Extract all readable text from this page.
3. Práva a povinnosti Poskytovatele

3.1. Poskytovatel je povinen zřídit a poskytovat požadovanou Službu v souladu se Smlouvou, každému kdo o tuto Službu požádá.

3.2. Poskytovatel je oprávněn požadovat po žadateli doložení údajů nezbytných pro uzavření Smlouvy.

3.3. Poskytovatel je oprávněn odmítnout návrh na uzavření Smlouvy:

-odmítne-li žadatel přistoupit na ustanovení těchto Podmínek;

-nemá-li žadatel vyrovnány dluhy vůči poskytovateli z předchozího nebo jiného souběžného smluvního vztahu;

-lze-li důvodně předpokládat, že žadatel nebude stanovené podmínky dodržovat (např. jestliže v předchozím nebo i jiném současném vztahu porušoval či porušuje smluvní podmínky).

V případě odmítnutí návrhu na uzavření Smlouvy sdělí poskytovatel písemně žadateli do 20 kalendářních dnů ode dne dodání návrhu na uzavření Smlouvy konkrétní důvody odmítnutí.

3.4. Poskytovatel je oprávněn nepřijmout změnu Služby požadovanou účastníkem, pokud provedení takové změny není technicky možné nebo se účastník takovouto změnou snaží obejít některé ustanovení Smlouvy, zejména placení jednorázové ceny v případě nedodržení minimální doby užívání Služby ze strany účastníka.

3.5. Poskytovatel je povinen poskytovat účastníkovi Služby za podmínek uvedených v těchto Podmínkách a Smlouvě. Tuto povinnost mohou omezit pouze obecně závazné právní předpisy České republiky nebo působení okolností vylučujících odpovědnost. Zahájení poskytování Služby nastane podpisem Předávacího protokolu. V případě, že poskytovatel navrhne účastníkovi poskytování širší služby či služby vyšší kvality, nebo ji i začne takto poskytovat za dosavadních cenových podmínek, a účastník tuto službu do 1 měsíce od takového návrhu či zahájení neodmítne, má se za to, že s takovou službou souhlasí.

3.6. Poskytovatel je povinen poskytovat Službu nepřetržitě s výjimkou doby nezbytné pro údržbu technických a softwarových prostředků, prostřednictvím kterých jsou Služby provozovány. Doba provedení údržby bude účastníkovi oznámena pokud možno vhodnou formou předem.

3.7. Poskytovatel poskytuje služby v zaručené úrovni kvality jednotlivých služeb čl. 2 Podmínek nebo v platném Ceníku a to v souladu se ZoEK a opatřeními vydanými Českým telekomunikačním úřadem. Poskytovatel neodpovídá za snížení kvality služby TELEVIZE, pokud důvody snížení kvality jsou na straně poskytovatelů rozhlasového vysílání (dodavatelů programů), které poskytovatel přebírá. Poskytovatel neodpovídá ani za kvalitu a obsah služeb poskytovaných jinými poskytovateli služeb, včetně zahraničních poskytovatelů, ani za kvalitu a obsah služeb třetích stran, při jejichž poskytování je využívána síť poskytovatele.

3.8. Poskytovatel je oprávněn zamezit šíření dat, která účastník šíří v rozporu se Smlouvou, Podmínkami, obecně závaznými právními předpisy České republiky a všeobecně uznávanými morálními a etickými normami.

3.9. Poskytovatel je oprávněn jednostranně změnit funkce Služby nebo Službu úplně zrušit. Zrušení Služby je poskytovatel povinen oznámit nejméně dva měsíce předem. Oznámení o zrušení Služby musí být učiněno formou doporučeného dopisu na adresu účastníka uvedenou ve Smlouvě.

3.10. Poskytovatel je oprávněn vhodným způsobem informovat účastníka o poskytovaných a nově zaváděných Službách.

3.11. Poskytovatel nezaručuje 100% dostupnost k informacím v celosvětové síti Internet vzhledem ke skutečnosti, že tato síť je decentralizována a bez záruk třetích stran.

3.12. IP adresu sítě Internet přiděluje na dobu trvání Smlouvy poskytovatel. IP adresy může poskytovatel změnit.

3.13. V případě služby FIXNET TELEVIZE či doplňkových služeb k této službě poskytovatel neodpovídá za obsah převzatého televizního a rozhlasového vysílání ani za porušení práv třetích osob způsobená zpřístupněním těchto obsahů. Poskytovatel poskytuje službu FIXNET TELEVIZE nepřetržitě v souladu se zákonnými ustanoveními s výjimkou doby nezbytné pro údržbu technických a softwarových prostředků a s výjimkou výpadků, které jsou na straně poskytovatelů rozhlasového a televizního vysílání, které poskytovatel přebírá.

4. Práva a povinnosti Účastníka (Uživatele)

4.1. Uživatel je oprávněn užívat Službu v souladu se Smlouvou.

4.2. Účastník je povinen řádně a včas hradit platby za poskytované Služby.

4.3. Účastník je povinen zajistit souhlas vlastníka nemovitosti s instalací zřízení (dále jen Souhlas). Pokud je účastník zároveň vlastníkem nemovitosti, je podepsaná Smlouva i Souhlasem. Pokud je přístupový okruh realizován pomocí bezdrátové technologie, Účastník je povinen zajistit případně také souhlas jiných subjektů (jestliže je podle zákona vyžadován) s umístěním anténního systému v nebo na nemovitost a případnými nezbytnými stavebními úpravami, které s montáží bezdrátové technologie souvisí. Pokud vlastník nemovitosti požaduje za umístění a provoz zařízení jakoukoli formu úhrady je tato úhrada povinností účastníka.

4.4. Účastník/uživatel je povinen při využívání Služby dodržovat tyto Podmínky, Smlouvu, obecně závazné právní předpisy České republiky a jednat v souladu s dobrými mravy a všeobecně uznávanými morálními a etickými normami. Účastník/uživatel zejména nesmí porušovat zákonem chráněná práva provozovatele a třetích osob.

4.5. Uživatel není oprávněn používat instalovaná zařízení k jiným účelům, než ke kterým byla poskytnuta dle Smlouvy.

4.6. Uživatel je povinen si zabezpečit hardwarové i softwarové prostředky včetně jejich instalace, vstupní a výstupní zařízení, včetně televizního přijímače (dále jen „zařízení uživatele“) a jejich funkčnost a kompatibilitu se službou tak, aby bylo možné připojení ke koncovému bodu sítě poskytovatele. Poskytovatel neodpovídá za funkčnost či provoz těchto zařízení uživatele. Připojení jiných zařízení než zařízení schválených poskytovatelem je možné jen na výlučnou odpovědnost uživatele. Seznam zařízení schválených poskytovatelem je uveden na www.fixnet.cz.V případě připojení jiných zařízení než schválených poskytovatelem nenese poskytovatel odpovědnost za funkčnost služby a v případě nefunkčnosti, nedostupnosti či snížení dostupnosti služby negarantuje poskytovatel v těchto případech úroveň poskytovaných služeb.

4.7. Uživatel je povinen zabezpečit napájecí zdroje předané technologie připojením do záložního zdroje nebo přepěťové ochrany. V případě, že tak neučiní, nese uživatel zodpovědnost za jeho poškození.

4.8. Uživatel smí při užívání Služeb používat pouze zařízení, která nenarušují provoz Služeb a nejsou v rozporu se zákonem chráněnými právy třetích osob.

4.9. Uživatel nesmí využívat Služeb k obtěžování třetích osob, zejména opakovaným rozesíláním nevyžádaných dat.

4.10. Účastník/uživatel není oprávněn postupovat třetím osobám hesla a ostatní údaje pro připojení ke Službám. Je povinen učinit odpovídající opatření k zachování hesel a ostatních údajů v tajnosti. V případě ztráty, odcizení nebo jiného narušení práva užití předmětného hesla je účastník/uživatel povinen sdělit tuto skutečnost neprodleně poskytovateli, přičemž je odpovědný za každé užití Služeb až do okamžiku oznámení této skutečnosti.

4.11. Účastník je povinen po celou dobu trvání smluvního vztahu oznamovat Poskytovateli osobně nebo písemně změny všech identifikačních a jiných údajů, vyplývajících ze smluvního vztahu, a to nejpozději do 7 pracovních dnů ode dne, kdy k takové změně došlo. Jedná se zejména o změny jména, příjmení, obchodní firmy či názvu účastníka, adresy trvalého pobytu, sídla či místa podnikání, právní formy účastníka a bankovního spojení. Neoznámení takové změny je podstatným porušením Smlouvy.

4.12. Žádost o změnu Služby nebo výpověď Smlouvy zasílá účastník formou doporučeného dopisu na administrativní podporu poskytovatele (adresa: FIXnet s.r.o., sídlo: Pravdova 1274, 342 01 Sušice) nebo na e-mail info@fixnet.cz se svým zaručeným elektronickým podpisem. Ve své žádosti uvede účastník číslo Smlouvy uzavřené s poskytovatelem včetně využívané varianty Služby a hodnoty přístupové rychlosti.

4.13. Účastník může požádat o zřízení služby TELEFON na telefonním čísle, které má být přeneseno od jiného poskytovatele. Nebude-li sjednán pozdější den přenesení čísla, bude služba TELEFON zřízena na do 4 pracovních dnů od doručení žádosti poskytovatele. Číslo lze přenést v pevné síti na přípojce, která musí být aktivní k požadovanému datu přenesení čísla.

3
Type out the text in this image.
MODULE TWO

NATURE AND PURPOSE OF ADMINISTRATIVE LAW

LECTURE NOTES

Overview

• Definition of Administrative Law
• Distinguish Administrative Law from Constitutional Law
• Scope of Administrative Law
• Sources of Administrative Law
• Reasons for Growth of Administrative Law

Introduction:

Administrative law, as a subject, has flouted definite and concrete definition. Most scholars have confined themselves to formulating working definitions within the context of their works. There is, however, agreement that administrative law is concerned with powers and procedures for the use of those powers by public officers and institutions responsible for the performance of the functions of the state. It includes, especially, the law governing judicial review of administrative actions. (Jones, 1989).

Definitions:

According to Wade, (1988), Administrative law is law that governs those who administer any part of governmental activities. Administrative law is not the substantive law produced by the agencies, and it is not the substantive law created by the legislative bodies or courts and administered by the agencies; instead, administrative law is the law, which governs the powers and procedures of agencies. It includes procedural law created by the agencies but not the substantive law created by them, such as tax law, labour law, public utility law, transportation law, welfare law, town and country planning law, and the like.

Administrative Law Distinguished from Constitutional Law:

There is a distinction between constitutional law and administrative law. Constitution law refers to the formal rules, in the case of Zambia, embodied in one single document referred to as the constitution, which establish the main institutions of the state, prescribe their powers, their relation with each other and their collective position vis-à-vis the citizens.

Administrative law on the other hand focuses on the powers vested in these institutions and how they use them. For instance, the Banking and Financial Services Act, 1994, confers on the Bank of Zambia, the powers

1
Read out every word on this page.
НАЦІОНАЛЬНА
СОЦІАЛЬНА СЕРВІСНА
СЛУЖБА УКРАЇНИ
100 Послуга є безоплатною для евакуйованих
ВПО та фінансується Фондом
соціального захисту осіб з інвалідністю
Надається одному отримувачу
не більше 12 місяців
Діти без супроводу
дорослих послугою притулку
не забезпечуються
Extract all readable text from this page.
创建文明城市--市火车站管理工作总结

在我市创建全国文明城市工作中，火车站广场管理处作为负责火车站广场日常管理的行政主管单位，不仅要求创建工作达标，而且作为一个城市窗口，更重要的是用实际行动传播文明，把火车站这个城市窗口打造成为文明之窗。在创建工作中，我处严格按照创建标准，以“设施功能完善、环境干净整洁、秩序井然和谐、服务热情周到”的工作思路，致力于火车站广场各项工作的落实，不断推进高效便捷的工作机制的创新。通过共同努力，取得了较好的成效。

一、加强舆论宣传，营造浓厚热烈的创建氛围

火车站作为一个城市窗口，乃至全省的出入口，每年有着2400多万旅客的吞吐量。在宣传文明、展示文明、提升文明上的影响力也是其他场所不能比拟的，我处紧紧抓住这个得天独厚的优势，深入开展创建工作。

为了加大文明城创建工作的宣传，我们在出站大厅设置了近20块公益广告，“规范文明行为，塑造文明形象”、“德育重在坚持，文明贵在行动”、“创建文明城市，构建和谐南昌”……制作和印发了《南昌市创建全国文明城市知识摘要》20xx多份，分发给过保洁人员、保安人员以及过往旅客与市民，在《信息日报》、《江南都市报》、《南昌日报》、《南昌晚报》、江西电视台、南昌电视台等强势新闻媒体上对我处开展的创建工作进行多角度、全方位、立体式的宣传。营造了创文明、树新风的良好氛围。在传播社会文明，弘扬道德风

**JOB**
Write out, word for word, every line from the one containing "Read out every word on this page." through the last line of the records above.

**SOLUTION TO THIS EXERCISE**
Read out every word on this page.
НАЦІОНАЛЬНА
СОЦІАЛЬНА СЕРВІСНА
СЛУЖБА УКРАЇНИ
100 Послуга є безоплатною для евакуйованих
ВПО та фінансується Фондом
соціального захисту осіб з інвалідністю
Надається одному отримувачу
не більше 12 місяців
Діти без супроводу
дорослих послугою притулку
не забезпечуються
Extract all readable text from this page.
创建文明城市--市火车站管理工作总结

在我市创建全国文明城市工作中，火车站广场管理处作为负责火车站广场日常管理的行政主管单位，不仅要求创建工作达标，而且作为一个城市窗口，更重要的是用实际行动传播文明，把火车站这个城市窗口打造成为文明之窗。在创建工作中，我处严格按照创建标准，以“设施功能完善、环境干净整洁、秩序井然和谐、服务热情周到”的工作思路，致力于火车站广场各项工作的落实，不断推进高效便捷的工作机制的创新。通过共同努力，取得了较好的成效。

一、加强舆论宣传，营造浓厚热烈的创建氛围

火车站作为一个城市窗口，乃至全省的出入口，每年有着2400多万旅客的吞吐量。在宣传文明、展示文明、提升文明上的影响力也是其他场所不能比拟的，我处紧紧抓住这个得天独厚的优势，深入开展创建工作。

为了加大文明城创建工作的宣传，我们在出站大厅设置了近20块公益广告，“规范文明行为，塑造文明形象”、“德育重在坚持，文明贵在行动”、“创建文明城市，构建和谐南昌”……制作和印发了《南昌市创建全国文明城市知识摘要》20xx多份，分发给过保洁人员、保安人员以及过往旅客与市民，在《信息日报》、《江南都市报》、《南昌日报》、《南昌晚报》、江西电视台、南昌电视台等强势新闻媒体上对我处开展的创建工作进行多角度、全方位、立体式的宣传。营造了创文明、树新风的良好氛围。在传播社会文明，弘扬道德风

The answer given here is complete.